Exercise brief:
Take every line from the material that has the word "data" in it.

Listed entries:
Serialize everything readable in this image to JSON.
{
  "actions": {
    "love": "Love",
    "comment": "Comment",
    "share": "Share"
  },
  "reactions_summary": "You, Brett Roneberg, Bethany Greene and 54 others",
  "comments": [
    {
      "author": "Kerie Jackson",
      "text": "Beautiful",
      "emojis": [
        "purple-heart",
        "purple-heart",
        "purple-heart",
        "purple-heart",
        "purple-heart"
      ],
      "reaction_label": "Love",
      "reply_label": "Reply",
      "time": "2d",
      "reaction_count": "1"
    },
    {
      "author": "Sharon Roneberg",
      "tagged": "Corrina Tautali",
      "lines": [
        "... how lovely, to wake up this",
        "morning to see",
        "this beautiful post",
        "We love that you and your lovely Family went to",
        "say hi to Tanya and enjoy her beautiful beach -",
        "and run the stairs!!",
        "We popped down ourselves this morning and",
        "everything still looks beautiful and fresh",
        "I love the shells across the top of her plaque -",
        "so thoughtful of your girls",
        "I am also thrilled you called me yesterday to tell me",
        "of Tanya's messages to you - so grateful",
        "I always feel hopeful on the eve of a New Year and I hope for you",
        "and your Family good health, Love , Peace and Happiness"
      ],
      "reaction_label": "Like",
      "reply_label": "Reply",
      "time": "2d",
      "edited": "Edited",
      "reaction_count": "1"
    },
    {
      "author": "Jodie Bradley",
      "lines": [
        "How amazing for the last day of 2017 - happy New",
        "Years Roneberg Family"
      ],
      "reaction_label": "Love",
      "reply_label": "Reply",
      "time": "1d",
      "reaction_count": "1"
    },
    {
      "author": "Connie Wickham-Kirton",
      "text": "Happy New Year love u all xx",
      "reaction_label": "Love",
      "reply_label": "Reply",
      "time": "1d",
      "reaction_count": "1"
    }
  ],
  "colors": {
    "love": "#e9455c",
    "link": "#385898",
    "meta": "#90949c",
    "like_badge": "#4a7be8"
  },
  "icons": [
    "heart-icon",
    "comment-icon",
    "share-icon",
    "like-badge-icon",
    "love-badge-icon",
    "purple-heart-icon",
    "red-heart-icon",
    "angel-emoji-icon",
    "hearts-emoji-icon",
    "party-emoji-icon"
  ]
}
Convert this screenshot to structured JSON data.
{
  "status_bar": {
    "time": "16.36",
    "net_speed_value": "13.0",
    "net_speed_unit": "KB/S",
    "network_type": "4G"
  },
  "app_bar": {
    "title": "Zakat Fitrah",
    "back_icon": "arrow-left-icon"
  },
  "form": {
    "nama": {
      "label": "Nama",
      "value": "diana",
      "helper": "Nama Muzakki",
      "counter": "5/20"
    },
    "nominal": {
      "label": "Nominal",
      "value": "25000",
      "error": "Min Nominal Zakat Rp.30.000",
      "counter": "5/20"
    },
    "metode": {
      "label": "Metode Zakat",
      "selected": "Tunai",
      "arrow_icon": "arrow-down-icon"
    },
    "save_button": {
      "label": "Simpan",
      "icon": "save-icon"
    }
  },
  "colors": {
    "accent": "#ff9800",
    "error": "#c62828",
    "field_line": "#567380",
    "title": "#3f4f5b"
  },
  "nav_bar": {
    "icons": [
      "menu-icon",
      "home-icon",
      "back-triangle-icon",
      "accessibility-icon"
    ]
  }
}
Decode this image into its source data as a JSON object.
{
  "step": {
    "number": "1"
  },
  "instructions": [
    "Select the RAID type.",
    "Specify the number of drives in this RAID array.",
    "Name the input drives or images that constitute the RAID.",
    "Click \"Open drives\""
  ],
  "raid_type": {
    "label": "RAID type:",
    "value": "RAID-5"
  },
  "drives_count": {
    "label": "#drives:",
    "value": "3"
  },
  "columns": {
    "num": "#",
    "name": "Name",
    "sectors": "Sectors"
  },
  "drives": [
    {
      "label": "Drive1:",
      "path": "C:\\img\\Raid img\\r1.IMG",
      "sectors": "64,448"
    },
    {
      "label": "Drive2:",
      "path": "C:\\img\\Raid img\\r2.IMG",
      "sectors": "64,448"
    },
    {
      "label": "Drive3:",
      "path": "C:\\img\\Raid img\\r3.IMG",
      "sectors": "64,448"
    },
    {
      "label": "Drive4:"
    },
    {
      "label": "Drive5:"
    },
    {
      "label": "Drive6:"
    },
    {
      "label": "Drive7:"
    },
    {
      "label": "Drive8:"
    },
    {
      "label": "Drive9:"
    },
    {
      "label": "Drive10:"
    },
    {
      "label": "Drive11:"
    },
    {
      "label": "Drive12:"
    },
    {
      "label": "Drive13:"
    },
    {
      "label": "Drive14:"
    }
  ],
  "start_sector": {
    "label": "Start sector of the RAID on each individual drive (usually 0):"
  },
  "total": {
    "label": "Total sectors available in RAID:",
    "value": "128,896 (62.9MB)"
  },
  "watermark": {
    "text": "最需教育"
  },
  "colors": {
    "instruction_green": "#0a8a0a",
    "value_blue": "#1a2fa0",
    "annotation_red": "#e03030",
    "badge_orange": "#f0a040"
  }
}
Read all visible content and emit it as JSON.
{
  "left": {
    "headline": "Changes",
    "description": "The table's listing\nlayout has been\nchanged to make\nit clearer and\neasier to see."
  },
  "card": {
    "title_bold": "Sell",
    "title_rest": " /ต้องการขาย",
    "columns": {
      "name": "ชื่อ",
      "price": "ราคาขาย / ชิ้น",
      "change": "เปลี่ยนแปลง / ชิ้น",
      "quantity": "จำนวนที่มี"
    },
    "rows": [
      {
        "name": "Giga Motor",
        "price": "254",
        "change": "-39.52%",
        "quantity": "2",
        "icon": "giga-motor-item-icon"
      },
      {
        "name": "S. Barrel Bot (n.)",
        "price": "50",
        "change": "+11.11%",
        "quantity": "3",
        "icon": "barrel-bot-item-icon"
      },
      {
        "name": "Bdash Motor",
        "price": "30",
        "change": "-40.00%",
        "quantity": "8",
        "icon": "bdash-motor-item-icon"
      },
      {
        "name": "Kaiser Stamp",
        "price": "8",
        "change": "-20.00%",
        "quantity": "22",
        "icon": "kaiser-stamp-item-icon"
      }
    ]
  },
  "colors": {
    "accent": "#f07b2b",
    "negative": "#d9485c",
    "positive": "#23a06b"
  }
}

Solved exercise:
Convert this screenshot to structured JSON data.
Decode this image into its source data as a JSON object.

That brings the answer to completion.